• Written task
Restate the records below word for word.

• Input material
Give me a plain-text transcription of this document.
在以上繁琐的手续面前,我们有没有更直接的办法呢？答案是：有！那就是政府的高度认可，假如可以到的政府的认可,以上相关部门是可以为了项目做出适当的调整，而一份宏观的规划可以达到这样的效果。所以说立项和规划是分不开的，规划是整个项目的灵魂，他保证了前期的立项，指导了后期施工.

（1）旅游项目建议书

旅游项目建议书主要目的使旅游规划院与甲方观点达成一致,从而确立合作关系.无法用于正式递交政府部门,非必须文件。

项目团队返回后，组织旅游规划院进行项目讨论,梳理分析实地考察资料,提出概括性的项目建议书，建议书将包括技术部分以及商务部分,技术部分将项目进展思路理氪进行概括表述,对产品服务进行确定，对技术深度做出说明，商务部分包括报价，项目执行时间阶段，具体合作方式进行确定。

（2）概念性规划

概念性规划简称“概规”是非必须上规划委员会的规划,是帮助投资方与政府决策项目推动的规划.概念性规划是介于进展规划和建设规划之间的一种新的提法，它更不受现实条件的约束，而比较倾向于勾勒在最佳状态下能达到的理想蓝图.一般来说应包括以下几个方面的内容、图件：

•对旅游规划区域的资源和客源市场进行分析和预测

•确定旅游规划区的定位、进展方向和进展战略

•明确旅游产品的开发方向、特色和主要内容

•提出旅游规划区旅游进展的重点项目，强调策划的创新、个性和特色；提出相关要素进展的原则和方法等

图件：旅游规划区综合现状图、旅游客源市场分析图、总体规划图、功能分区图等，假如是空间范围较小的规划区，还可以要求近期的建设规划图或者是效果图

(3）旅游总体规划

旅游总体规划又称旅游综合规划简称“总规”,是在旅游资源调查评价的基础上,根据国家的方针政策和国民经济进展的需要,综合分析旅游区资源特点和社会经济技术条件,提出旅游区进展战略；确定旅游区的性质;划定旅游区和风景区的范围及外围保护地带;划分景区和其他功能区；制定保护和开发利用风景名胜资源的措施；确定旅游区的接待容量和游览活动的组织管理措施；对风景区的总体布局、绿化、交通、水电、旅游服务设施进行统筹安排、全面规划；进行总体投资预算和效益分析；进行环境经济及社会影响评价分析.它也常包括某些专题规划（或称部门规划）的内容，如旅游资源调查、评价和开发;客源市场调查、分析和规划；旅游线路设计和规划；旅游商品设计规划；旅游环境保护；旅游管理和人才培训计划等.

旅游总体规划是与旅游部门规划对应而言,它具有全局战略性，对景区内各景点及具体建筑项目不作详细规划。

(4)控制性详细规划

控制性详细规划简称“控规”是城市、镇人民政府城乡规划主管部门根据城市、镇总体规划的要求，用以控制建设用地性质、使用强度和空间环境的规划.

• Solution for this exercise
Give me a plain-text transcription of this document.
在以上繁琐的手续面前,我们有没有更直接的办法呢？答案是：有！那就是政府的高度认可，假如可以到的政府的认可,以上相关部门是可以为了项目做出适当的调整，而一份宏观的规划可以达到这样的效果。所以说立项和规划是分不开的，规划是整个项目的灵魂，他保证了前期的立项，指导了后期施工.

（1）旅游项目建议书

旅游项目建议书主要目的使旅游规划院与甲方观点达成一致,从而确立合作关系.无法用于正式递交政府部门,非必须文件。

项目团队返回后，组织旅游规划院进行项目讨论,梳理分析实地考察资料,提出概括性的项目建议书，建议书将包括技术部分以及商务部分,技术部分将项目进展思路理氪进行概括表述,对产品服务进行确定，对技术深度做出说明，商务部分包括报价，项目执行时间阶段，具体合作方式进行确定。

（2）概念性规划

概念性规划简称“概规”是非必须上规划委员会的规划,是帮助投资方与政府决策项目推动的规划.概念性规划是介于进展规划和建设规划之间的一种新的提法，它更不受现实条件的约束，而比较倾向于勾勒在最佳状态下能达到的理想蓝图.一般来说应包括以下几个方面的内容、图件：

•对旅游规划区域的资源和客源市场进行分析和预测

•确定旅游规划区的定位、进展方向和进展战略

•明确旅游产品的开发方向、特色和主要内容

•提出旅游规划区旅游进展的重点项目，强调策划的创新、个性和特色；提出相关要素进展的原则和方法等

图件：旅游规划区综合现状图、旅游客源市场分析图、总体规划图、功能分区图等，假如是空间范围较小的规划区，还可以要求近期的建设规划图或者是效果图

(3）旅游总体规划

旅游总体规划又称旅游综合规划简称“总规”,是在旅游资源调查评价的基础上,根据国家的方针政策和国民经济进展的需要,综合分析旅游区资源特点和社会经济技术条件,提出旅游区进展战略；确定旅游区的性质;划定旅游区和风景区的范围及外围保护地带;划分景区和其他功能区；制定保护和开发利用风景名胜资源的措施；确定旅游区的接待容量和游览活动的组织管理措施；对风景区的总体布局、绿化、交通、水电、旅游服务设施进行统筹安排、全面规划；进行总体投资预算和效益分析；进行环境经济及社会影响评价分析.它也常包括某些专题规划（或称部门规划）的内容，如旅游资源调查、评价和开发;客源市场调查、分析和规划；旅游线路设计和规划；旅游商品设计规划；旅游环境保护；旅游管理和人才培训计划等.

旅游总体规划是与旅游部门规划对应而言,它具有全局战略性，对景区内各景点及具体建筑项目不作详细规划。

(4)控制性详细规划

控制性详细规划简称“控规”是城市、镇人民政府城乡规划主管部门根据城市、镇总体规划的要求，用以控制建设用地性质、使用强度和空间环境的规划.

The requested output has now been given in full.